===== STORED ROWS

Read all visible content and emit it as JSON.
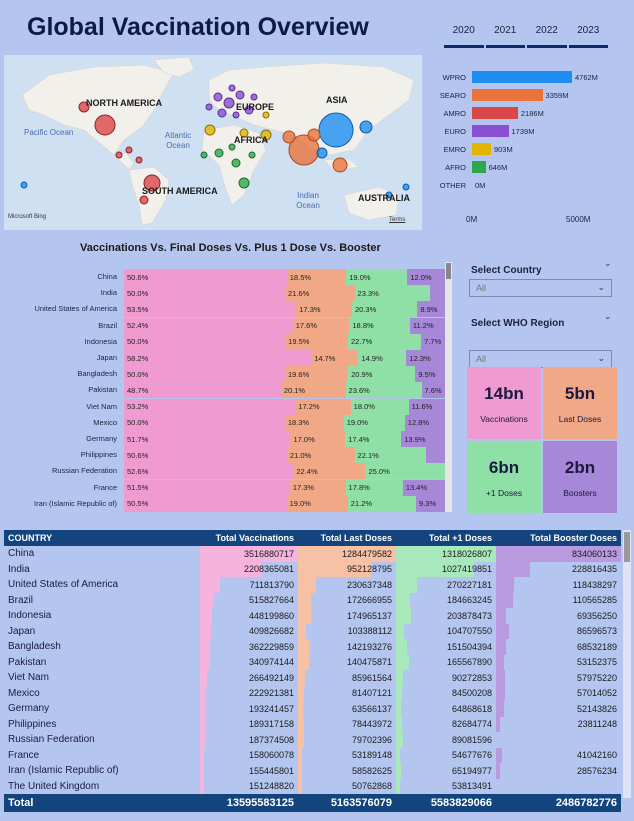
{
  "title": "Global Vaccination Overview",
  "years": [
    "2020",
    "2021",
    "2022",
    "2023"
  ],
  "map": {
    "continents": [
      "NORTH AMERICA",
      "EUROPE",
      "ASIA",
      "AFRICA",
      "SOUTH AMERICA",
      "AUSTRALIA"
    ],
    "oceans": {
      "pacific": "Pacific Ocean",
      "atlantic": "Atlantic Ocean",
      "indian": "Indian Ocean"
    },
    "attribution": "Microsoft Bing",
    "terms": "Terms",
    "region_colors": {
      "WPRO": "#1e8ff0",
      "SEARO": "#e8743b",
      "AMRO": "#d94848",
      "EURO": "#8a4fd2",
      "EMRO": "#e2b400",
      "AFRO": "#2ea84a"
    }
  },
  "who_chart": {
    "regions": [
      {
        "name": "WPRO",
        "label": "4762M",
        "value": 4762,
        "color": "#1e8ff0"
      },
      {
        "name": "SEARO",
        "label": "3359M",
        "value": 3359,
        "color": "#e8743b"
      },
      {
        "name": "AMRO",
        "label": "2186M",
        "value": 2186,
        "color": "#d94848"
      },
      {
        "name": "EURO",
        "label": "1739M",
        "value": 1739,
        "color": "#8a4fd2"
      },
      {
        "name": "EMRO",
        "label": "903M",
        "value": 903,
        "color": "#e2b400"
      },
      {
        "name": "AFRO",
        "label": "646M",
        "value": 646,
        "color": "#2ea84a"
      },
      {
        "name": "OTHER",
        "label": "0M",
        "value": 0,
        "color": "#888888"
      }
    ],
    "axis_min": "0M",
    "axis_max": "5000M",
    "max": 5000
  },
  "stacked": {
    "title": "Vaccinations Vs. Final Doses Vs. Plus 1 Dose Vs. Booster",
    "colors": [
      "#f09ad2",
      "#f1a886",
      "#8fe0a6",
      "#a787d8"
    ],
    "rows": [
      {
        "country": "China",
        "values": [
          50.6,
          18.5,
          19.0,
          12.0
        ],
        "labels": [
          "50.6%",
          "18.5%",
          "19.0%",
          "12.0%"
        ]
      },
      {
        "country": "India",
        "values": [
          50.0,
          21.6,
          23.3,
          5.1
        ],
        "labels": [
          "50.0%",
          "21.6%",
          "23.3%",
          ""
        ]
      },
      {
        "country": "United States of America",
        "values": [
          53.5,
          17.3,
          20.3,
          8.9
        ],
        "labels": [
          "53.5%",
          "17.3%",
          "20.3%",
          "8.9%"
        ]
      },
      {
        "country": "Brazil",
        "values": [
          52.4,
          17.6,
          18.8,
          11.2
        ],
        "labels": [
          "52.4%",
          "17.6%",
          "18.8%",
          "11.2%"
        ]
      },
      {
        "country": "Indonesia",
        "values": [
          50.0,
          19.5,
          22.7,
          7.7
        ],
        "labels": [
          "50.0%",
          "19.5%",
          "22.7%",
          "7.7%"
        ]
      },
      {
        "country": "Japan",
        "values": [
          58.2,
          14.7,
          14.9,
          12.3
        ],
        "labels": [
          "58.2%",
          "14.7%",
          "14.9%",
          "12.3%"
        ]
      },
      {
        "country": "Bangladesh",
        "values": [
          50.0,
          19.6,
          20.9,
          9.5
        ],
        "labels": [
          "50.0%",
          "19.6%",
          "20.9%",
          "9.5%"
        ]
      },
      {
        "country": "Pakistan",
        "values": [
          48.7,
          20.1,
          23.6,
          7.6
        ],
        "labels": [
          "48.7%",
          "20.1%",
          "23.6%",
          "7.6%"
        ]
      },
      {
        "country": "Viet Nam",
        "values": [
          53.2,
          17.2,
          18.0,
          11.6
        ],
        "labels": [
          "53.2%",
          "17.2%",
          "18.0%",
          "11.6%"
        ]
      },
      {
        "country": "Mexico",
        "values": [
          50.0,
          18.3,
          19.0,
          12.8
        ],
        "labels": [
          "50.0%",
          "18.3%",
          "19.0%",
          "12.8%"
        ]
      },
      {
        "country": "Germany",
        "values": [
          51.7,
          17.0,
          17.4,
          13.9
        ],
        "labels": [
          "51.7%",
          "17.0%",
          "17.4%",
          "13.9%"
        ]
      },
      {
        "country": "Philippines",
        "values": [
          50.6,
          21.0,
          22.1,
          6.3
        ],
        "labels": [
          "50.6%",
          "21.0%",
          "22.1%",
          ""
        ]
      },
      {
        "country": "Russian Federation",
        "values": [
          52.6,
          22.4,
          25.0,
          0
        ],
        "labels": [
          "52.6%",
          "22.4%",
          "25.0%",
          ""
        ]
      },
      {
        "country": "France",
        "values": [
          51.5,
          17.3,
          17.8,
          13.4
        ],
        "labels": [
          "51.5%",
          "17.3%",
          "17.8%",
          "13.4%"
        ]
      },
      {
        "country": "Iran (Islamic Republic of)",
        "values": [
          50.5,
          19.0,
          21.2,
          9.3
        ],
        "labels": [
          "50.5%",
          "19.0%",
          "21.2%",
          "9.3%"
        ]
      }
    ]
  },
  "slicers": {
    "country": {
      "title": "Select Country",
      "value": "All"
    },
    "region": {
      "title": "Select WHO Region",
      "value": "All"
    }
  },
  "kpis": [
    {
      "value": "14bn",
      "label": "Vaccinations",
      "color": "#f09ad2"
    },
    {
      "value": "5bn",
      "label": "Last Doses",
      "color": "#f1a886"
    },
    {
      "value": "6bn",
      "label": "+1 Doses",
      "color": "#8fe0a6"
    },
    {
      "value": "2bn",
      "label": "Boosters",
      "color": "#a787d8"
    }
  ],
  "table": {
    "headers": [
      "COUNTRY",
      "Total Vaccinations",
      "Total Last Doses",
      "Total +1 Doses",
      "Total Booster Doses"
    ],
    "bar_colors": [
      "",
      "#f5b3dd",
      "#f6c1a4",
      "#a8e9bb",
      "#b99ae0"
    ],
    "max": [
      0,
      3516880717,
      1284479582,
      1318026807,
      834060133
    ],
    "rows": [
      [
        "China",
        "3516880717",
        "1284479582",
        "1318026807",
        "834060133"
      ],
      [
        "India",
        "2208365081",
        "952128795",
        "1027419851",
        "228816435"
      ],
      [
        "United States of America",
        "711813790",
        "230637348",
        "270227181",
        "118438297"
      ],
      [
        "Brazil",
        "515827664",
        "172666955",
        "184663245",
        "110565285"
      ],
      [
        "Indonesia",
        "448199860",
        "174965137",
        "203878473",
        "69356250"
      ],
      [
        "Japan",
        "409826682",
        "103388112",
        "104707550",
        "86596573"
      ],
      [
        "Bangladesh",
        "362229859",
        "142193276",
        "151504394",
        "68532189"
      ],
      [
        "Pakistan",
        "340974144",
        "140475871",
        "165567890",
        "53152375"
      ],
      [
        "Viet Nam",
        "266492149",
        "85961564",
        "90272853",
        "57975220"
      ],
      [
        "Mexico",
        "222921381",
        "81407121",
        "84500208",
        "57014052"
      ],
      [
        "Germany",
        "193241457",
        "63566137",
        "64868618",
        "52143826"
      ],
      [
        "Philippines",
        "189317158",
        "78443972",
        "82684774",
        "23811248"
      ],
      [
        "Russian Federation",
        "187374508",
        "79702396",
        "89081596",
        ""
      ],
      [
        "France",
        "158060078",
        "53189148",
        "54677676",
        "41042160"
      ],
      [
        "Iran (Islamic Republic of)",
        "155445801",
        "58582625",
        "65194977",
        "28576234"
      ],
      [
        "The United Kingdom",
        "151248820",
        "50762868",
        "53813491",
        ""
      ]
    ],
    "total": [
      "Total",
      "13595583125",
      "5163576079",
      "5583829066",
      "2486782776"
    ]
  }
}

==========

> EXERCISE DESCRIPTION:
Leave out the pictures and repeat everything else in the records exactly.

> SOLVED EXERCISE:
Read all visible content and emit it as JSON.
{
  "title": "Global Vaccination Overview",
  "years": [
    "2020",
    "2021",
    "2022",
    "2023"
  ],
  "map": {
    "continents": [
      "NORTH AMERICA",
      "EUROPE",
      "ASIA",
      "AFRICA",
      "SOUTH AMERICA",
      "AUSTRALIA"
    ],
    "oceans": {
      "pacific": "Pacific Ocean",
      "atlantic": "Atlantic Ocean",
      "indian": "Indian Ocean"
    },
    "attribution": "Microsoft Bing",
    "terms": "Terms",
    "region_colors": {
      "WPRO": "#1e8ff0",
      "SEARO": "#e8743b",
      "AMRO": "#d94848",
      "EURO": "#8a4fd2",
      "EMRO": "#e2b400",
      "AFRO": "#2ea84a"
    }
  },
  "who_chart": {
    "regions": [
      {
        "name": "WPRO",
        "label": "4762M",
        "value": 4762,
        "color": "#1e8ff0"
      },
      {
        "name": "SEARO",
        "label": "3359M",
        "value": 3359,
        "color": "#e8743b"
      },
      {
        "name": "AMRO",
        "label": "2186M",
        "value": 2186,
        "color": "#d94848"
      },
      {
        "name": "EURO",
        "label": "1739M",
        "value": 1739,
        "color": "#8a4fd2"
      },
      {
        "name": "EMRO",
        "label": "903M",
        "value": 903,
        "color": "#e2b400"
      },
      {
        "name": "AFRO",
        "label": "646M",
        "value": 646,
        "color": "#2ea84a"
      },
      {
        "name": "OTHER",
        "label": "0M",
        "value": 0,
        "color": "#888888"
      }
    ],
    "axis_min": "0M",
    "axis_max": "5000M",
    "max": 5000
  },
  "stacked": {
    "title": "Vaccinations Vs. Final Doses Vs. Plus 1 Dose Vs. Booster",
    "colors": [
      "#f09ad2",
      "#f1a886",
      "#8fe0a6",
      "#a787d8"
    ],
    "rows": [
      {
        "country": "China",
        "values": [
          50.6,
          18.5,
          19.0,
          12.0
        ],
        "labels": [
          "50.6%",
          "18.5%",
          "19.0%",
          "12.0%"
        ]
      },
      {
        "country": "India",
        "values": [
          50.0,
          21.6,
          23.3,
          5.1
        ],
        "labels": [
          "50.0%",
          "21.6%",
          "23.3%",
          ""
        ]
      },
      {
        "country": "United States of America",
        "values": [
          53.5,
          17.3,
          20.3,
          8.9
        ],
        "labels": [
          "53.5%",
          "17.3%",
          "20.3%",
          "8.9%"
        ]
      },
      {
        "country": "Brazil",
        "values": [
          52.4,
          17.6,
          18.8,
          11.2
        ],
        "labels": [
          "52.4%",
          "17.6%",
          "18.8%",
          "11.2%"
        ]
      },
      {
        "country": "Indonesia",
        "values": [
          50.0,
          19.5,
          22.7,
          7.7
        ],
        "labels": [
          "50.0%",
          "19.5%",
          "22.7%",
          "7.7%"
        ]
      },
      {
        "country": "Japan",
        "values": [
          58.2,
          14.7,
          14.9,
          12.3
        ],
        "labels": [
          "58.2%",
          "14.7%",
          "14.9%",
          "12.3%"
        ]
      },
      {
        "country": "Bangladesh",
        "values": [
          50.0,
          19.6,
          20.9,
          9.5
        ],
        "labels": [
          "50.0%",
          "19.6%",
          "20.9%",
          "9.5%"
        ]
      },
      {
        "country": "Pakistan",
        "values": [
          48.7,
          20.1,
          23.6,
          7.6
        ],
        "labels": [
          "48.7%",
          "20.1%",
          "23.6%",
          "7.6%"
        ]
      },
      {
        "country": "Viet Nam",
        "values": [
          53.2,
          17.2,
          18.0,
          11.6
        ],
        "labels": [
          "53.2%",
          "17.2%",
          "18.0%",
          "11.6%"
        ]
      },
      {
        "country": "Mexico",
        "values": [
          50.0,
          18.3,
          19.0,
          12.8
        ],
        "labels": [
          "50.0%",
          "18.3%",
          "19.0%",
          "12.8%"
        ]
      },
      {
        "country": "Germany",
        "values": [
          51.7,
          17.0,
          17.4,
          13.9
        ],
        "labels": [
          "51.7%",
          "17.0%",
          "17.4%",
          "13.9%"
        ]
      },
      {
        "country": "Philippines",
        "values": [
          50.6,
          21.0,
          22.1,
          6.3
        ],
        "labels": [
          "50.6%",
          "21.0%",
          "22.1%",
          ""
        ]
      },
      {
        "country": "Russian Federation",
        "values": [
          52.6,
          22.4,
          25.0,
          0
        ],
        "labels": [
          "52.6%",
          "22.4%",
          "25.0%",
          ""
        ]
      },
      {
        "country": "France",
        "values": [
          51.5,
          17.3,
          17.8,
          13.4
        ],
        "labels": [
          "51.5%",
          "17.3%",
          "17.8%",
          "13.4%"
        ]
      },
      {
        "country": "Iran (Islamic Republic of)",
        "values": [
          50.5,
          19.0,
          21.2,
          9.3
        ],
        "labels": [
          "50.5%",
          "19.0%",
          "21.2%",
          "9.3%"
        ]
      }
    ]
  },
  "slicers": {
    "country": {
      "title": "Select Country",
      "value": "All"
    },
    "region": {
      "title": "Select WHO Region",
      "value": "All"
    }
  },
  "kpis": [
    {
      "value": "14bn",
      "label": "Vaccinations",
      "color": "#f09ad2"
    },
    {
      "value": "5bn",
      "label": "Last Doses",
      "color": "#f1a886"
    },
    {
      "value": "6bn",
      "label": "+1 Doses",
      "color": "#8fe0a6"
    },
    {
      "value": "2bn",
      "label": "Boosters",
      "color": "#a787d8"
    }
  ],
  "table": {
    "headers": [
      "COUNTRY",
      "Total Vaccinations",
      "Total Last Doses",
      "Total +1 Doses",
      "Total Booster Doses"
    ],
    "bar_colors": [
      "",
      "#f5b3dd",
      "#f6c1a4",
      "#a8e9bb",
      "#b99ae0"
    ],
    "max": [
      0,
      3516880717,
      1284479582,
      1318026807,
      834060133
    ],
    "rows": [
      [
        "China",
        "3516880717",
        "1284479582",
        "1318026807",
        "834060133"
      ],
      [
        "India",
        "2208365081",
        "952128795",
        "1027419851",
        "228816435"
      ],
      [
        "United States of America",
        "711813790",
        "230637348",
        "270227181",
        "118438297"
      ],
      [
        "Brazil",
        "515827664",
        "172666955",
        "184663245",
        "110565285"
      ],
      [
        "Indonesia",
        "448199860",
        "174965137",
        "203878473",
        "69356250"
      ],
      [
        "Japan",
        "409826682",
        "103388112",
        "104707550",
        "86596573"
      ],
      [
        "Bangladesh",
        "362229859",
        "142193276",
        "151504394",
        "68532189"
      ],
      [
        "Pakistan",
        "340974144",
        "140475871",
        "165567890",
        "53152375"
      ],
      [
        "Viet Nam",
        "266492149",
        "85961564",
        "90272853",
        "57975220"
      ],
      [
        "Mexico",
        "222921381",
        "81407121",
        "84500208",
        "57014052"
      ],
      [
        "Germany",
        "193241457",
        "63566137",
        "64868618",
        "52143826"
      ],
      [
        "Philippines",
        "189317158",
        "78443972",
        "82684774",
        "23811248"
      ],
      [
        "Russian Federation",
        "187374508",
        "79702396",
        "89081596",
        ""
      ],
      [
        "France",
        "158060078",
        "53189148",
        "54677676",
        "41042160"
      ],
      [
        "Iran (Islamic Republic of)",
        "155445801",
        "58582625",
        "65194977",
        "28576234"
      ],
      [
        "The United Kingdom",
        "151248820",
        "50762868",
        "53813491",
        ""
      ]
    ],
    "total": [
      "Total",
      "13595583125",
      "5163576079",
      "5583829066",
      "2486782776"
    ]
  }
}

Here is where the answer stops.